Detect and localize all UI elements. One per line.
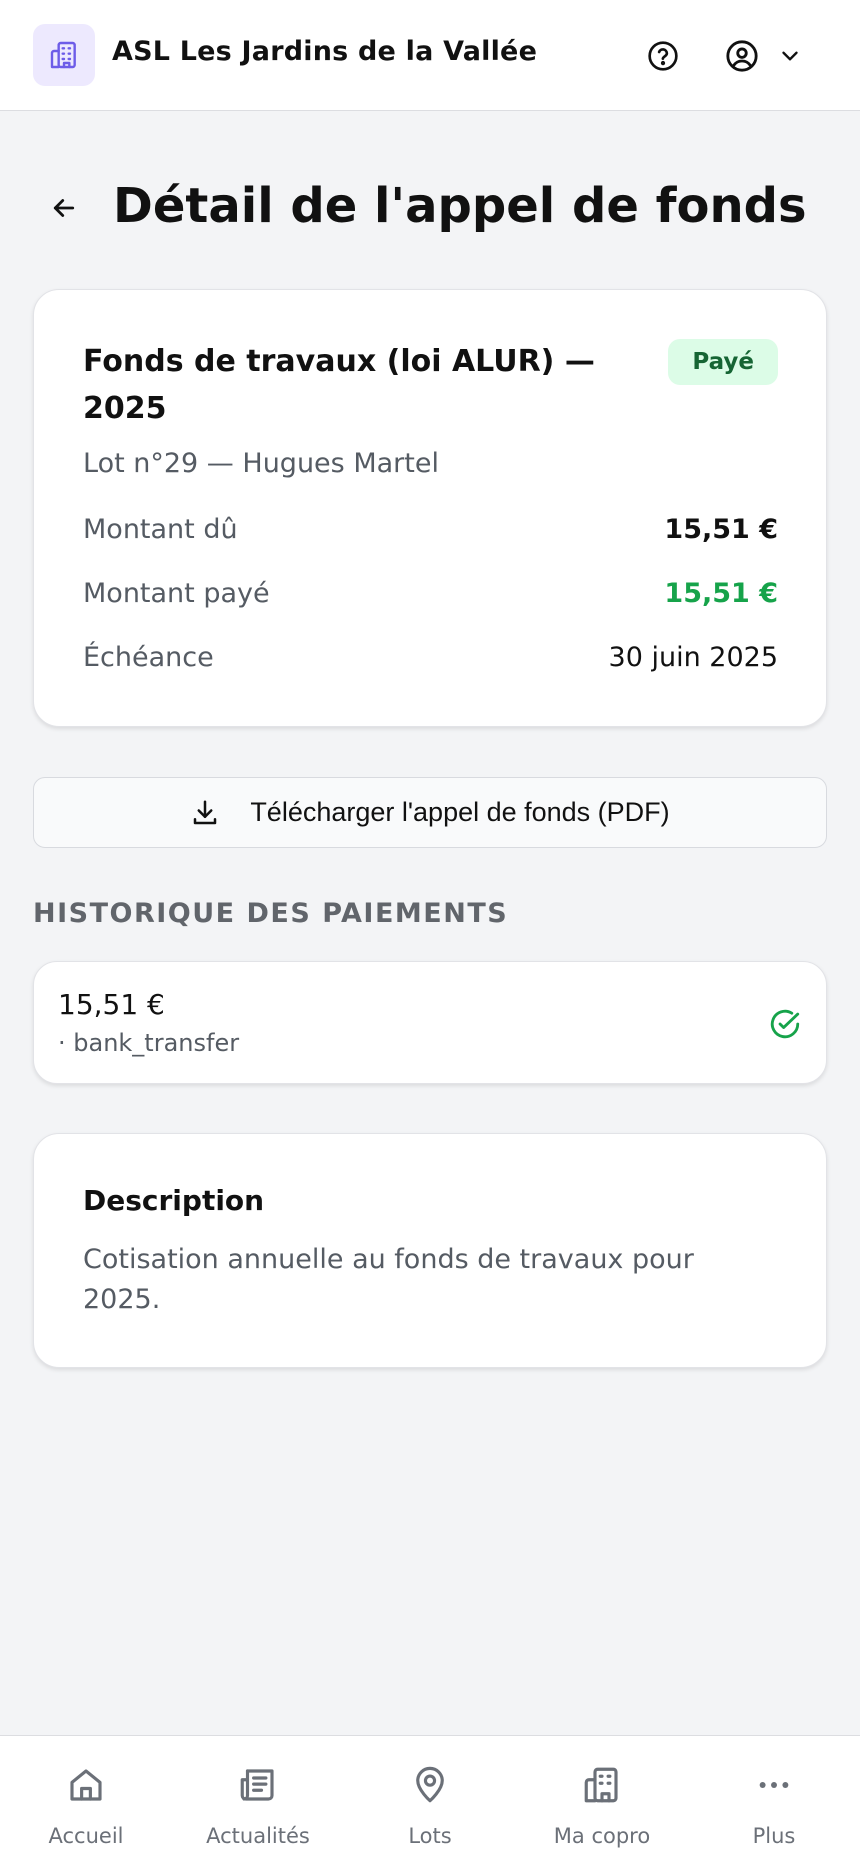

---

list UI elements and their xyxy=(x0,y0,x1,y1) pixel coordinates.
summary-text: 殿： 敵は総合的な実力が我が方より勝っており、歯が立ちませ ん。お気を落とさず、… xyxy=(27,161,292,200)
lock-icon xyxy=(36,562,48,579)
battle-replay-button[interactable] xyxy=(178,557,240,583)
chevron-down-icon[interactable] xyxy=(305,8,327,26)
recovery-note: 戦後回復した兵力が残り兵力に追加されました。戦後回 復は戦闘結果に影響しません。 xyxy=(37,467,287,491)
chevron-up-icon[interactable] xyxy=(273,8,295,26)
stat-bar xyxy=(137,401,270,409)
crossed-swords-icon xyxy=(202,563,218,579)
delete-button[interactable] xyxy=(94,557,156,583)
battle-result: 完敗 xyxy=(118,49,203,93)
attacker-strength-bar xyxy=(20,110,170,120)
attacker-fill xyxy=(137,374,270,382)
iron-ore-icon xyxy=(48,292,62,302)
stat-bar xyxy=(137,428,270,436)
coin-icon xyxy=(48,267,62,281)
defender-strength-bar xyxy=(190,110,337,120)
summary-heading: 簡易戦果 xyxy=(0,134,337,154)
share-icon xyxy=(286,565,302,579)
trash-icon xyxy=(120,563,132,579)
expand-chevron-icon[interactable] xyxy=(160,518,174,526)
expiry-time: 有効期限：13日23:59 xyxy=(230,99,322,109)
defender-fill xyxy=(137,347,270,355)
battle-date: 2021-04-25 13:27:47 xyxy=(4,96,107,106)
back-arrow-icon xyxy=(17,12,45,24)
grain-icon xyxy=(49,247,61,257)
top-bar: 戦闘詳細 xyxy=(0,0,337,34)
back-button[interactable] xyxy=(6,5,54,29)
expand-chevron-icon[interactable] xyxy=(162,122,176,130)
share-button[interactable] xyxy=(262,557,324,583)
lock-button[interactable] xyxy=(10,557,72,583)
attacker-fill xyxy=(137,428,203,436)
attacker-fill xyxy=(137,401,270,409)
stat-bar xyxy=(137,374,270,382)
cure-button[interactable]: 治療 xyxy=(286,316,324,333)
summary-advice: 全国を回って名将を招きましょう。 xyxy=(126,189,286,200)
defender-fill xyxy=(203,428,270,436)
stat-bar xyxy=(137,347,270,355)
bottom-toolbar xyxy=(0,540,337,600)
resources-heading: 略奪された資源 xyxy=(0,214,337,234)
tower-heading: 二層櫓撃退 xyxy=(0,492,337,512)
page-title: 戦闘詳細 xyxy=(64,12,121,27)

* [Aim of the exercise]: Could you edit the records from the line with "list UI elements" to the line with "chevron-down-icon[interactable] xyxy=(305,8,327,26)" so that "battle-replay-button" becomes "replay-button", leaving everything else unchanged and returning only those lines?

* [Response]:
list UI elements and their xyxy=(x0,y0,x1,y1) pixel coordinates.
summary-text: 殿： 敵は総合的な実力が我が方より勝っており、歯が立ちませ ん。お気を落とさず、… xyxy=(27,161,292,200)
lock-icon xyxy=(36,562,48,579)
replay-button[interactable] xyxy=(178,557,240,583)
chevron-down-icon[interactable] xyxy=(305,8,327,26)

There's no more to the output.